# DESCRIPTION OF THE TASK:
Copy each line with the word "this" in it.

(Extracted data entries)
§

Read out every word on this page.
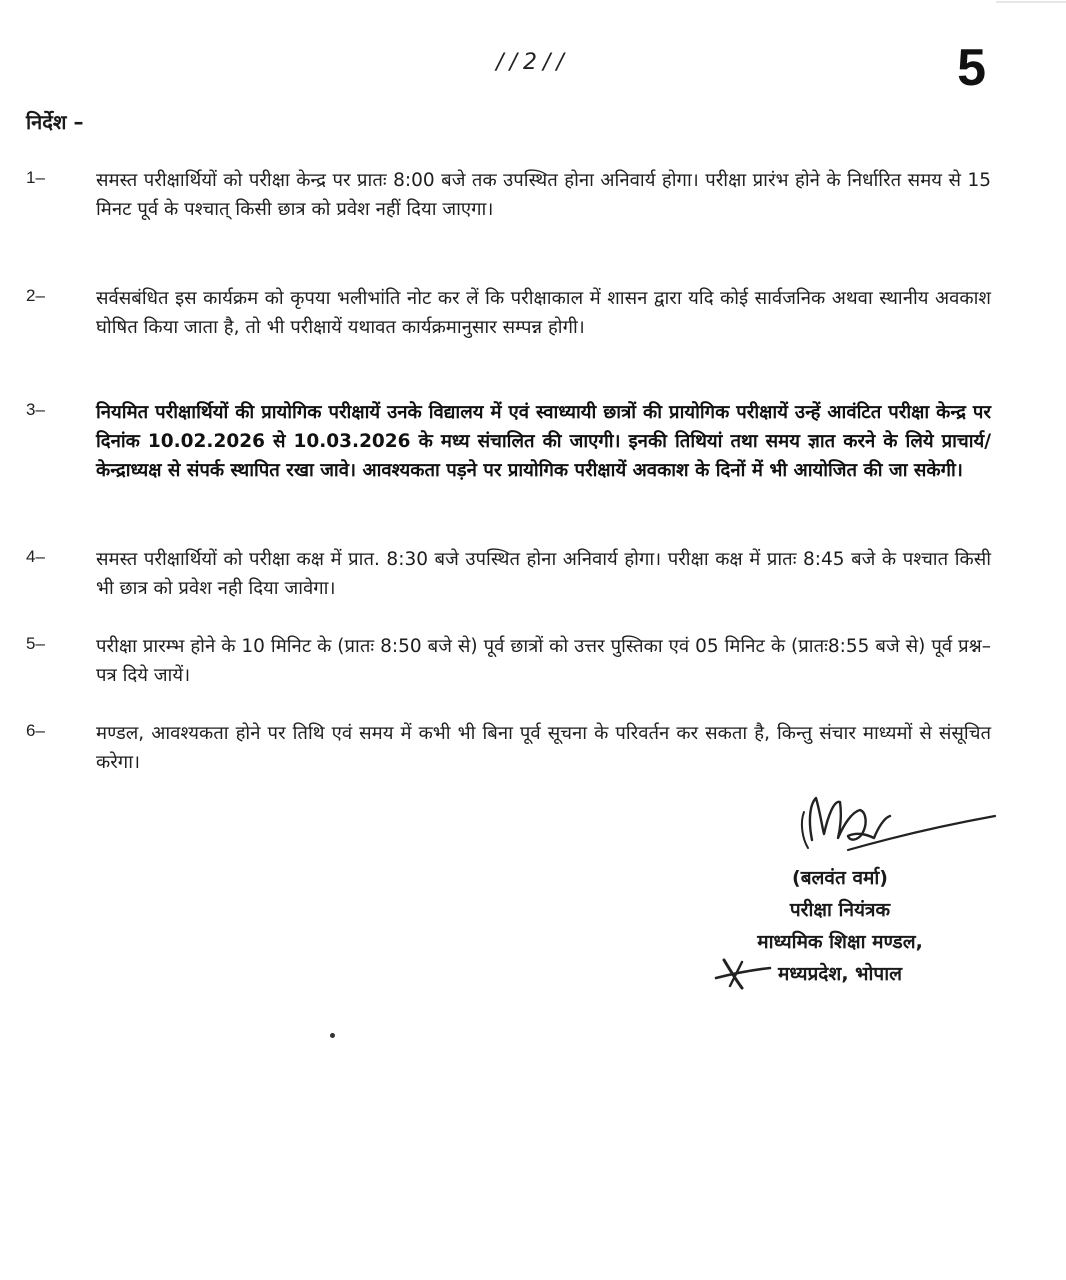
//2//	5
निर्देश –
1–	समस्त परीक्षार्थियों को परीक्षा केन्द्र पर प्रातः 8:00 बजे तक उपस्थित होना अनिवार्य होगा। परीक्षा प्रारंभ होने के निर्धारित समय से 15 मिनट पूर्व के पश्चात् किसी छात्र को प्रवेश नहीं दिया जाएगा।
2–	सर्वसबंधित इस कार्यक्रम को कृपया भलीभांति नोट कर लें कि परीक्षाकाल में शासन द्वारा यदि कोई सार्वजनिक अथवा स्थानीय अवकाश घोषित किया जाता है, तो भी परीक्षायें यथावत कार्यक्रमानुसार सम्पन्न होगी।
3–	नियमित परीक्षार्थियों की प्रायोगिक परीक्षायें उनके विद्यालय में एवं स्वाध्यायी छात्रों की प्रायोगिक परीक्षायें उन्हें आवंटित परीक्षा केन्द्र पर दिनांक 10.02.2026 से 10.03.2026 के मध्य संचालित की जाएगी। इनकी तिथियां तथा समय ज्ञात करने के लिये प्राचार्य/केन्द्राध्यक्ष से संपर्क स्थापित रखा जावे। आवश्यकता पड़ने पर प्रायोगिक परीक्षायें अवकाश के दिनों में भी आयोजित की जा सकेगी।
4–	समस्त परीक्षार्थियों को परीक्षा कक्ष में प्रात. 8:30 बजे उपस्थित होना अनिवार्य होगा। परीक्षा कक्ष में प्रातः 8:45 बजे के पश्चात किसी भी छात्र को प्रवेश नही दिया जावेगा।
5–	परीक्षा प्रारम्भ होने के 10 मिनिट के (प्रातः 8:50 बजे से) पूर्व छात्रों को उत्तर पुस्तिका एवं 05 मिनिट के (प्रातः8:55 बजे से) पूर्व प्रश्न–पत्र दिये जायें।
6–	मण्डल, आवश्यकता होने पर तिथि एवं समय में कभी भी बिना पूर्व सूचना के परिवर्तन कर सकता है, किन्तु संचार माध्यमों से संसूचित करेगा।
(बलवंत वर्मा)
परीक्षा नियंत्रक
माध्यमिक शिक्षा मण्डल,
मध्यप्रदेश, भोपाल
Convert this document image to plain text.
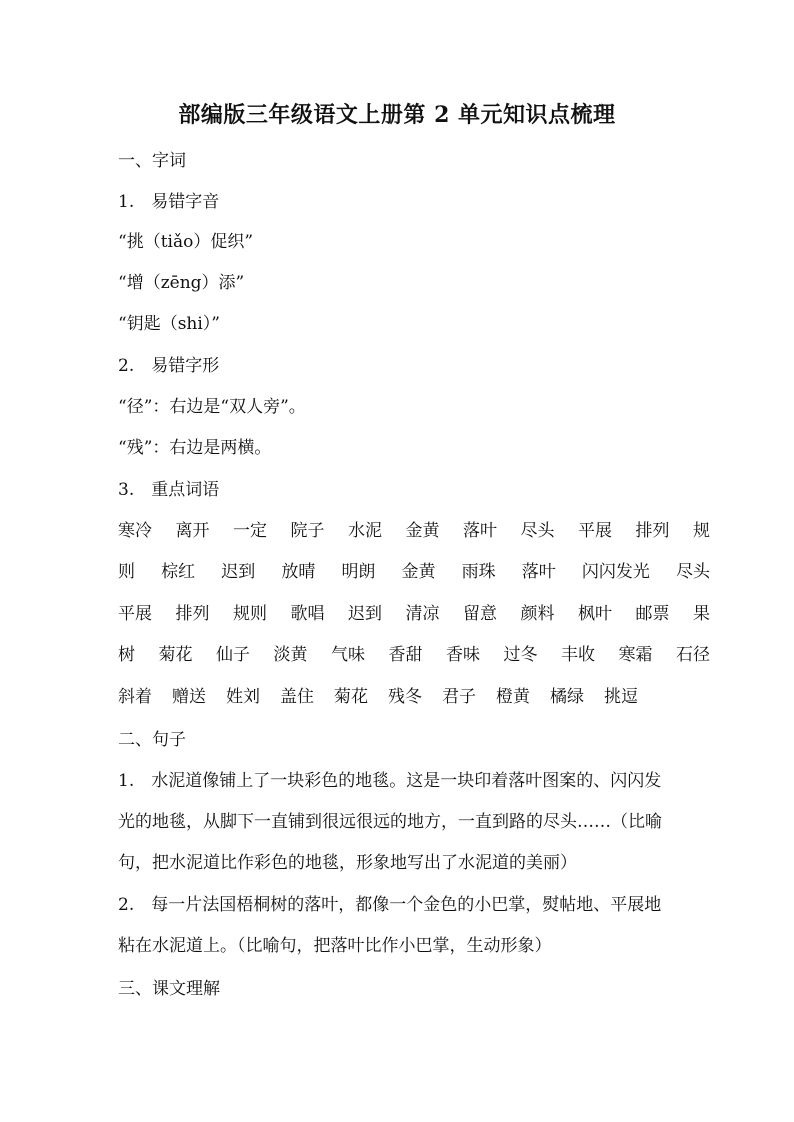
部编版三年级语文上册第 2 单元知识点梳理
一、字词
1.　易错字音
“挑（tiǎo）促织”
“增（zēng）添”
“钥匙（shi）”
2.　易错字形
“径”：右边是“双人旁”。
“残”：右边是两横。
3.　重点词语
寒冷 离开 一定 院子 水泥 金黄 落叶 尽头 平展 排列 规
则 棕红 迟到 放晴 明朗 金黄 雨珠 落叶 闪闪发光 尽头
平展 排列 规则 歌唱 迟到 清凉 留意 颜料 枫叶 邮票 果
树 菊花 仙子 淡黄 气味 香甜 香味 过冬 丰收 寒霜 石径
斜着 赠送 姓刘 盖住 菊花 残冬 君子 橙黄 橘绿 挑逗
二、句子
1.　水泥道像铺上了一块彩色的地毯。这是一块印着落叶图案的、闪闪发
光的地毯，从脚下一直铺到很远很远的地方，一直到路的尽头……（比喻
句，把水泥道比作彩色的地毯，形象地写出了水泥道的美丽）
2.　每一片法国梧桐树的落叶，都像一个金色的小巴掌，熨帖地、平展地
粘在水泥道上。（比喻句，把落叶比作小巴掌，生动形象）
三、课文理解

§

# REPLY:
Read out every word on this page.
Convert this document image to plain text.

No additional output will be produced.